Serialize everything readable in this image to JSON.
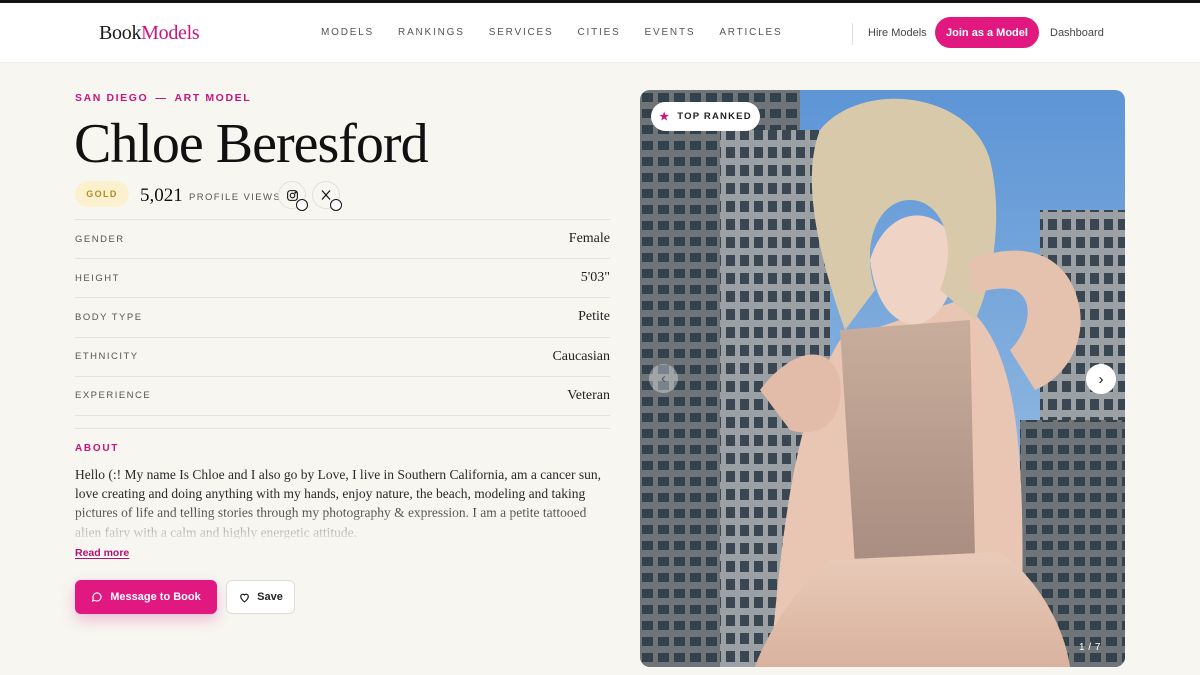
{
  "brand": {
    "part1": "Book",
    "part2": "Models"
  },
  "nav": [
    "MODELS",
    "RANKINGS",
    "SERVICES",
    "CITIES",
    "EVENTS",
    "ARTICLES"
  ],
  "header_actions": {
    "hire": "Hire Models",
    "join": "Join as a Model",
    "dashboard": "Dashboard"
  },
  "profile": {
    "city": "SAN DIEGO",
    "sep": "—",
    "category": "ART MODEL",
    "name": "Chloe Beresford",
    "tier": "GOLD",
    "views": "5,021",
    "views_label": "PROFILE VIEWS",
    "attributes": [
      {
        "label": "GENDER",
        "value": "Female"
      },
      {
        "label": "HEIGHT",
        "value": "5'03\""
      },
      {
        "label": "BODY TYPE",
        "value": "Petite"
      },
      {
        "label": "ETHNICITY",
        "value": "Caucasian"
      },
      {
        "label": "EXPERIENCE",
        "value": "Veteran"
      }
    ],
    "about_heading": "ABOUT",
    "about": "Hello (:! My name Is Chloe and I also go by Love, I live in Southern California, am a cancer sun, love creating and doing anything with my hands, enjoy nature, the beach, modeling and taking pictures of life and telling stories through my photography & expression. I am a petite tattooed alien fairy with a calm and highly energetic attitude.",
    "read_more": "Read more",
    "message_button": "Message to Book",
    "save_button": "Save"
  },
  "gallery": {
    "badge": "TOP RANKED",
    "counter": "1 / 7"
  },
  "colors": {
    "accent": "#e0187f",
    "accent_text": "#c9157d",
    "gold_bg": "#fbf1cf",
    "page_bg": "#f7f6f1"
  },
  "icons": [
    "instagram-icon",
    "x-icon",
    "chat-bubble-icon",
    "heart-icon",
    "star-icon",
    "chevron-left-icon",
    "chevron-right-icon"
  ]
}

# WORK TO DO
Select the lines from the entries that include the word "name".

# OUTPUT OF THE TASK
    "name": "Chloe Beresford",
    "about": "Hello (:! My name Is Chloe and I also go by Love, I live in Southern California, am a cancer sun, love creating and doing anything with my hands, enjoy nature, the beach, modeling and taking pictures of life and telling stories through my photography & expression. I am a petite tattooed alien fairy with a calm and highly energetic attitude.",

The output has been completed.